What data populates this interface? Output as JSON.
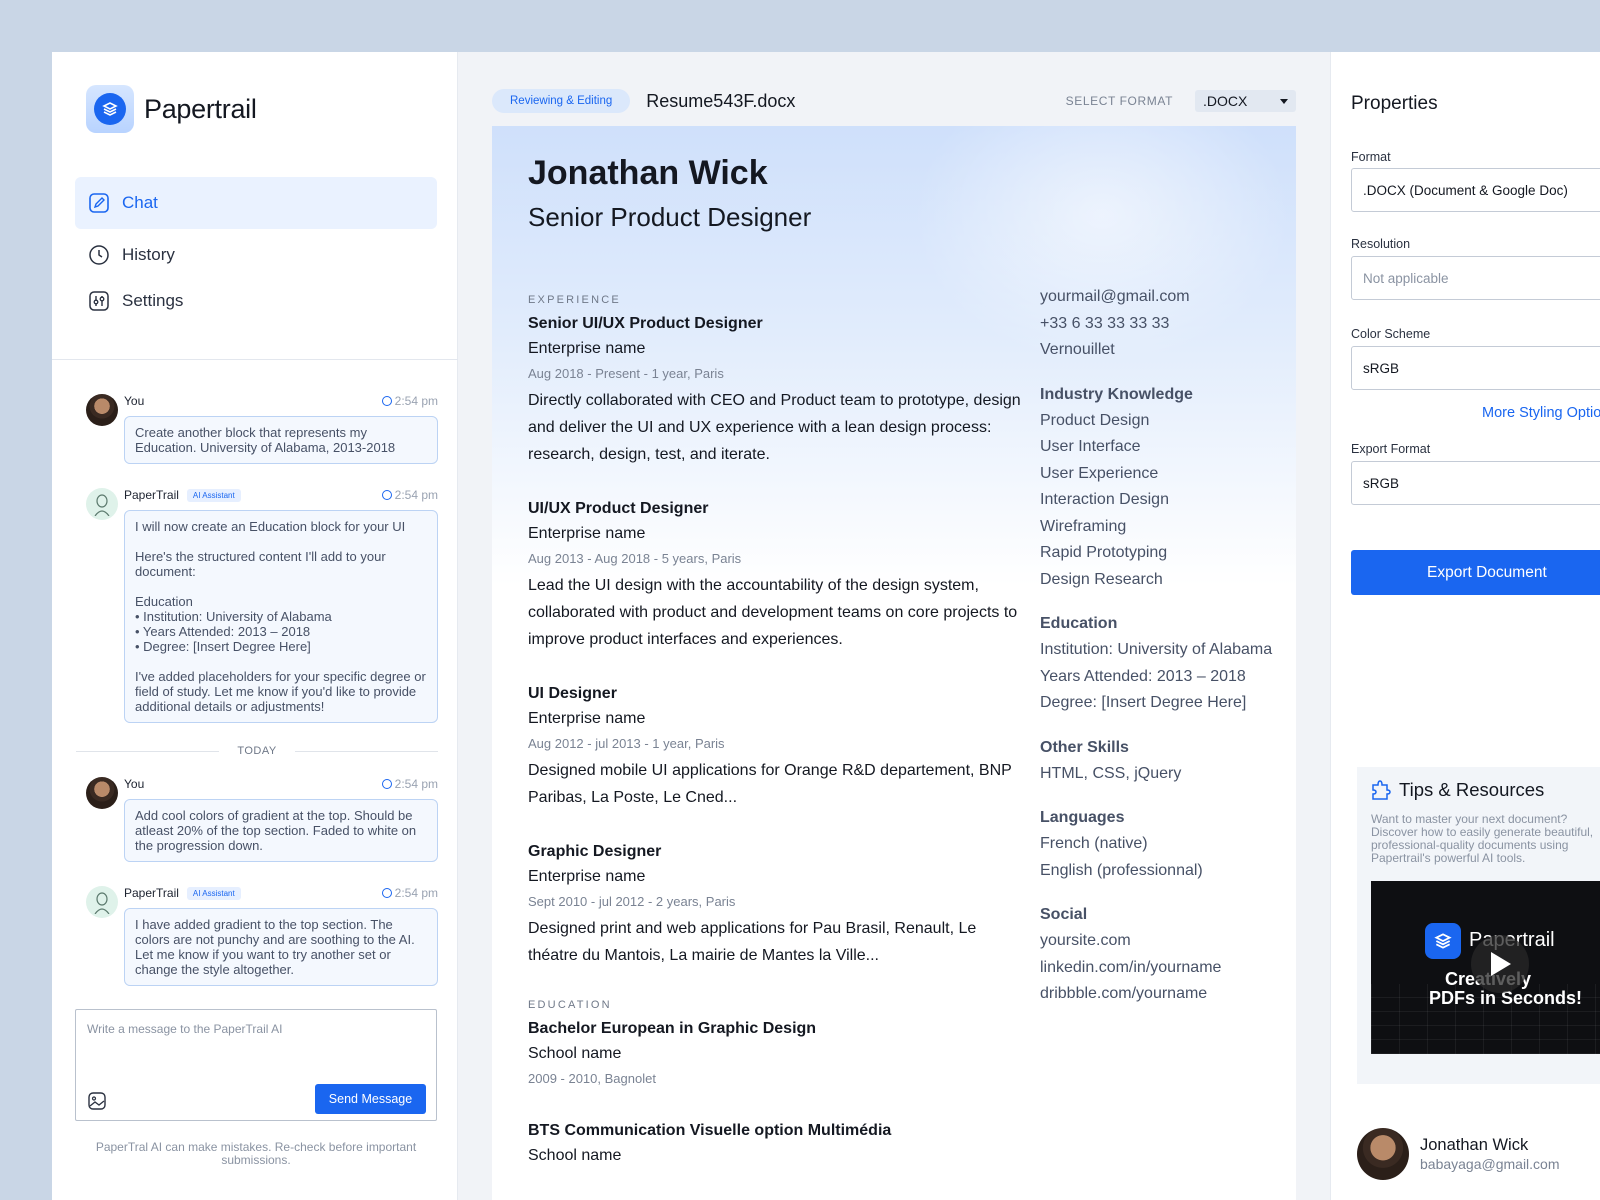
{
  "sidebar": {
    "brand": "Papertrail",
    "nav": [
      {
        "label": "Chat",
        "icon": "edit-icon"
      },
      {
        "label": "History",
        "icon": "clock-icon"
      },
      {
        "label": "Settings",
        "icon": "sliders-icon"
      }
    ],
    "messages": [
      {
        "author": "You",
        "time": "2:54 pm",
        "text": "Create another block that represents my Education. University of Alabama, 2013-2018"
      },
      {
        "author": "PaperTrail",
        "badge": "AI Assistant",
        "time": "2:54 pm",
        "text": "I will now create an Education block for your UI\n\nHere's the structured content I'll add to your document:\n\nEducation\n  •  Institution: University of Alabama\n  •  Years Attended: 2013 – 2018\n  •  Degree: [Insert Degree Here]\n\nI've added placeholders for your specific degree or field of study. Let me know if you'd like to provide additional details or adjustments!"
      }
    ],
    "divider_label": "TODAY",
    "messages_today": [
      {
        "author": "You",
        "time": "2:54 pm",
        "text": "Add cool colors of gradient at the top. Should be atleast 20% of the top section. Faded to white on the progression down."
      },
      {
        "author": "PaperTrail",
        "badge": "AI Assistant",
        "time": "2:54 pm",
        "text": "I have added gradient to the top section. The colors are not punchy and are soothing to the AI. Let me know if you want to try another set or change the style altogether."
      }
    ],
    "composer_placeholder": "Write a message to the PaperTrail AI",
    "send_label": "Send Message",
    "disclaimer": "PaperTral AI can make mistakes. Re-check before important submissions."
  },
  "main": {
    "status": "Reviewing & Editing",
    "file_name": "Resume543F.docx",
    "select_label": "SELECT FORMAT",
    "select_value": ".DOCX"
  },
  "resume": {
    "name": "Jonathan Wick",
    "role": "Senior Product Designer",
    "experience_label": "EXPERIENCE",
    "jobs": [
      {
        "title": "Senior UI/UX Product Designer",
        "company": "Enterprise name",
        "dates": "Aug 2018 - Present - 1 year, Paris",
        "desc": "Directly collaborated with CEO and Product team to prototype, design and deliver the UI and UX experience with a lean design process: research, design, test, and iterate."
      },
      {
        "title": "UI/UX Product Designer",
        "company": "Enterprise name",
        "dates": "Aug 2013 - Aug 2018 - 5 years, Paris",
        "desc": "Lead the UI design with the accountability of the design system, collaborated with product and development teams on core projects to improve product interfaces and experiences."
      },
      {
        "title": "UI Designer",
        "company": "Enterprise name",
        "dates": "Aug 2012 - jul 2013 - 1 year, Paris",
        "desc": "Designed mobile UI applications for Orange R&D departement, BNP Paribas, La Poste, Le Cned..."
      },
      {
        "title": "Graphic Designer",
        "company": "Enterprise name",
        "dates": "Sept 2010 - jul 2012 - 2 years, Paris",
        "desc": "Designed print and web applications for Pau Brasil, Renault, Le théatre du Mantois, La mairie de Mantes la Ville..."
      }
    ],
    "education_label": "EDUCATION",
    "education": [
      {
        "title": "Bachelor European in Graphic Design",
        "company": "School name",
        "dates": "2009 - 2010, Bagnolet"
      },
      {
        "title": "BTS Communication Visuelle option Multimédia",
        "company": "School name"
      }
    ],
    "contact": [
      "yourmail@gmail.com",
      "+33 6 33 33 33 33",
      "Vernouillet"
    ],
    "sections": [
      {
        "heading": "Industry Knowledge",
        "items": [
          "Product Design",
          "User Interface",
          "User Experience",
          "Interaction Design",
          "Wireframing",
          "Rapid Prototyping",
          "Design Research"
        ]
      },
      {
        "heading": "Education",
        "items": [
          "Institution: University of Alabama",
          "Years Attended: 2013 – 2018",
          "Degree: [Insert Degree Here]"
        ]
      },
      {
        "heading": "Other Skills",
        "items": [
          "HTML, CSS, jQuery"
        ]
      },
      {
        "heading": "Languages",
        "items": [
          "French (native)",
          "English (professionnal)"
        ]
      },
      {
        "heading": "Social",
        "items": [
          "yoursite.com",
          "linkedin.com/in/yourname",
          "dribbble.com/yourname"
        ]
      }
    ]
  },
  "properties": {
    "title": "Properties",
    "format_label": "Format",
    "format_value": ".DOCX (Document & Google Doc)",
    "resolution_label": "Resolution",
    "resolution_placeholder": "Not applicable",
    "color_label": "Color Scheme",
    "color_value": "sRGB",
    "more_link": "More Styling Options",
    "export_format_label": "Export Format",
    "export_format_value": "sRGB",
    "export_button": "Export Document",
    "tips_title": "Tips & Resources",
    "tips_text": "Want to master your next document? Discover how to easily generate beautiful, professional-quality documents using Papertrail's powerful AI tools.",
    "video_brand": "Papertrail",
    "video_line1": "Creatively",
    "video_line2": "PDFs in Seconds!",
    "user_name": "Jonathan Wick",
    "user_email": "babayaga@gmail.com"
  },
  "colors": {
    "accent": "#1a66f0",
    "page_bg": "#c9d6e6"
  }
}
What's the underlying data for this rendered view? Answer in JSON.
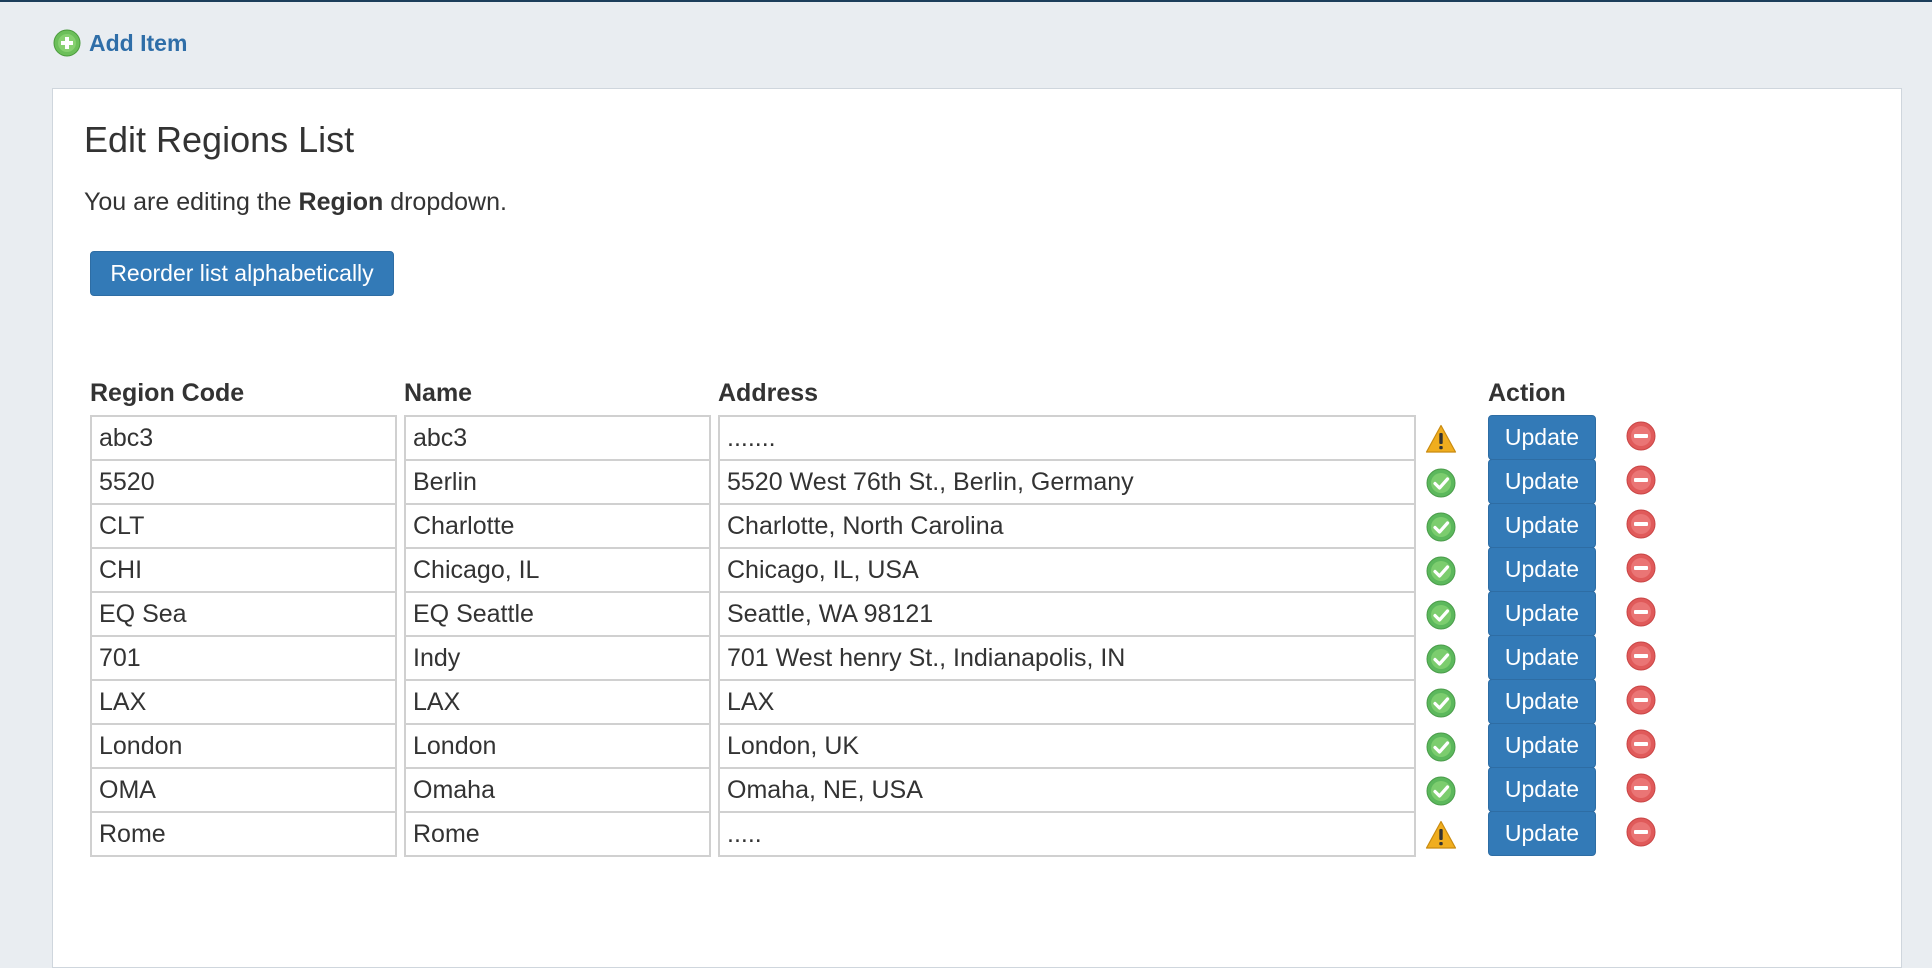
{
  "toolbar": {
    "add_item_label": "Add Item"
  },
  "panel": {
    "title": "Edit Regions List",
    "subtitle_prefix": "You are editing the ",
    "subtitle_bold": "Region",
    "subtitle_suffix": " dropdown.",
    "reorder_label": "Reorder list alphabetically"
  },
  "table": {
    "headers": {
      "code": "Region Code",
      "name": "Name",
      "address": "Address",
      "action": "Action"
    },
    "update_label": "Update",
    "rows": [
      {
        "code": "abc3",
        "name": "abc3",
        "address": ".......",
        "status": "warning-icon"
      },
      {
        "code": "5520",
        "name": "Berlin",
        "address": "5520 West 76th St., Berlin, Germany",
        "status": "check-icon"
      },
      {
        "code": "CLT",
        "name": "Charlotte",
        "address": "Charlotte, North Carolina",
        "status": "check-icon"
      },
      {
        "code": "CHI",
        "name": "Chicago, IL",
        "address": "Chicago, IL, USA",
        "status": "check-icon"
      },
      {
        "code": "EQ Sea",
        "name": "EQ Seattle",
        "address": "Seattle, WA 98121",
        "status": "check-icon"
      },
      {
        "code": "701",
        "name": "Indy",
        "address": "701 West henry St., Indianapolis, IN",
        "status": "check-icon"
      },
      {
        "code": "LAX",
        "name": "LAX",
        "address": "LAX",
        "status": "check-icon"
      },
      {
        "code": "London",
        "name": "London",
        "address": "London, UK",
        "status": "check-icon"
      },
      {
        "code": "OMA",
        "name": "Omaha",
        "address": "Omaha, NE, USA",
        "status": "check-icon"
      },
      {
        "code": "Rome",
        "name": "Rome",
        "address": ".....",
        "status": "warning-icon"
      }
    ]
  },
  "colors": {
    "primary": "#337ab7",
    "link": "#2f6ea8",
    "success": "#5cb85c",
    "warning": "#f0ad1e",
    "danger": "#e05a5a"
  }
}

---

WHAT IS EXPECTED: Report the number of lines that include the string "Graphic"; return nothing but the count.

OUTPUT FOR THIS TASK: 2